GOAL: What follows is a set of records; repeat all of them exactly.

======== SOURCE DATA

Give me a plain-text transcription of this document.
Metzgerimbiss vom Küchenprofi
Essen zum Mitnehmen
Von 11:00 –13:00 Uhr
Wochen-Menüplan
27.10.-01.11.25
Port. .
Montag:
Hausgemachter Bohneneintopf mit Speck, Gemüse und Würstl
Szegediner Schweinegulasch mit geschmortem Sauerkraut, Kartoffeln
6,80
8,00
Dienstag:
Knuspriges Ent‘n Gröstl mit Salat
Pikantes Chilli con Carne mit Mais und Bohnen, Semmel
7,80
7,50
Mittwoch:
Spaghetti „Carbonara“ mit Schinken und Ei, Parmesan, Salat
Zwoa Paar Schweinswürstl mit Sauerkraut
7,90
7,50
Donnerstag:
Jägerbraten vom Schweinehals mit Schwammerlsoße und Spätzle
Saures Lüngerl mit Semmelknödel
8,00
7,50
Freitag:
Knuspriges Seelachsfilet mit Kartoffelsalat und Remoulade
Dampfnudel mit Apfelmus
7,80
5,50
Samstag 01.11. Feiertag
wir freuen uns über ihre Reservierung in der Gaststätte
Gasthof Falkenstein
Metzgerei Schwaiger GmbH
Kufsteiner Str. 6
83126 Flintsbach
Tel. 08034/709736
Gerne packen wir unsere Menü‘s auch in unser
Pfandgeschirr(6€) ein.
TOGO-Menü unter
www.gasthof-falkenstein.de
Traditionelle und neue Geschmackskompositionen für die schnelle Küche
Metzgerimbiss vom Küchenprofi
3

================

REPLY:
Give me a plain-text transcription of this document.
Metzgerimbiss vom Küchenprofi
Essen zum Mitnehmen
Von 11:00 –13:00 Uhr
Wochen-Menüplan
27.10.-01.11.25
Port. .
Montag:
Hausgemachter Bohneneintopf mit Speck, Gemüse und Würstl
Szegediner Schweinegulasch mit geschmortem Sauerkraut, Kartoffeln
6,80
8,00
Dienstag:
Knuspriges Ent‘n Gröstl mit Salat
Pikantes Chilli con Carne mit Mais und Bohnen, Semmel
7,80
7,50
Mittwoch:
Spaghetti „Carbonara“ mit Schinken und Ei, Parmesan, Salat
Zwoa Paar Schweinswürstl mit Sauerkraut
7,90
7,50
Donnerstag:
Jägerbraten vom Schweinehals mit Schwammerlsoße und Spätzle
Saures Lüngerl mit Semmelknödel
8,00
7,50
Freitag:
Knuspriges Seelachsfilet mit Kartoffelsalat und Remoulade
Dampfnudel mit Apfelmus
7,80
5,50
Samstag 01.11. Feiertag
wir freuen uns über ihre Reservierung in der Gaststätte
Gasthof Falkenstein
Metzgerei Schwaiger GmbH
Kufsteiner Str. 6
83126 Flintsbach
Tel. 08034/709736
Gerne packen wir unsere Menü‘s auch in unser
Pfandgeschirr(6€) ein.
TOGO-Menü unter
www.gasthof-falkenstein.de
Traditionelle und neue Geschmackskompositionen für die schnelle Küche
Metzgerimbiss vom Küchenprofi
3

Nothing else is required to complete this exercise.